___ Supplied entries ___
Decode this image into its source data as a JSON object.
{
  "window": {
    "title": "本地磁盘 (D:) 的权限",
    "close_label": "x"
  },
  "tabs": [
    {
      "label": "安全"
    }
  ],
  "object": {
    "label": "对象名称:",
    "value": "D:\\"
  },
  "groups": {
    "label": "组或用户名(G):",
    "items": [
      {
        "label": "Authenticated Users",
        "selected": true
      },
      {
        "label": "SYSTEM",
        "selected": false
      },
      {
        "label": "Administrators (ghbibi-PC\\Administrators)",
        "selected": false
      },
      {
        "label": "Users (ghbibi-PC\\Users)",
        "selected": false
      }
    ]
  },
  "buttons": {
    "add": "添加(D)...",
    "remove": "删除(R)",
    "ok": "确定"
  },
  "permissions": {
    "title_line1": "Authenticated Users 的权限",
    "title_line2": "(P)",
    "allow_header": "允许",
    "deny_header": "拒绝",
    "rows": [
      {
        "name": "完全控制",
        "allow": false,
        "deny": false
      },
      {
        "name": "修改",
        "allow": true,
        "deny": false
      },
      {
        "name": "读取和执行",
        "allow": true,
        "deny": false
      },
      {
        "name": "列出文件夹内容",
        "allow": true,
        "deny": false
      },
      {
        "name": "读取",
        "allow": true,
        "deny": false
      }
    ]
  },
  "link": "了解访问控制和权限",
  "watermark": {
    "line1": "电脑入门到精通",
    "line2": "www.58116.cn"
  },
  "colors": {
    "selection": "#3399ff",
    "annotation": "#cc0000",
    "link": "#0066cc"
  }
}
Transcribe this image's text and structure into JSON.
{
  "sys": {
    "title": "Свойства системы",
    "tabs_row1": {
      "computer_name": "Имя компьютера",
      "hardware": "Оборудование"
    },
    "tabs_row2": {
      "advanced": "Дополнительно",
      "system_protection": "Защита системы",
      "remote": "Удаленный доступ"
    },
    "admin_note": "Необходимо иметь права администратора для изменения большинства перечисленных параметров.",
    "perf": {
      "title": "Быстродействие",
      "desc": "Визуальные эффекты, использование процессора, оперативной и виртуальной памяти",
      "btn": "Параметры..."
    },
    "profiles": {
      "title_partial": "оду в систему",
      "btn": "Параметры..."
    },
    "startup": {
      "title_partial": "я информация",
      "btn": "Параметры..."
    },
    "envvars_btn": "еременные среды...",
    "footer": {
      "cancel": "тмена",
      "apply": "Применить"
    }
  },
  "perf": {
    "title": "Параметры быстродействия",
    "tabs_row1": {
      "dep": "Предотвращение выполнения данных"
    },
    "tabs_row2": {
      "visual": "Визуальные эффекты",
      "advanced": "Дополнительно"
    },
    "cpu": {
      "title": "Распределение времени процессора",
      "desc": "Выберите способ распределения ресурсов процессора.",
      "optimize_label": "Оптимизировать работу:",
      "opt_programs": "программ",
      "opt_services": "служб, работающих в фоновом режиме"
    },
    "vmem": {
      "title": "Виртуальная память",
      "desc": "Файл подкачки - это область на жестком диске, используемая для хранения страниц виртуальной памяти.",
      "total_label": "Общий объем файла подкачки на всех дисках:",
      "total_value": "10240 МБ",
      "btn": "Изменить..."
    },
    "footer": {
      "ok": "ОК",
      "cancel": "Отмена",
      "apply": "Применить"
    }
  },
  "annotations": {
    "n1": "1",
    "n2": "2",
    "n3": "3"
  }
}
___
Scan the material for lines with the word "Users", and copy each line you find.

        "label": "Authenticated Users",
        "label": "Users (ghbibi-PC\\Users)",
    "title_line1": "Authenticated Users 的权限",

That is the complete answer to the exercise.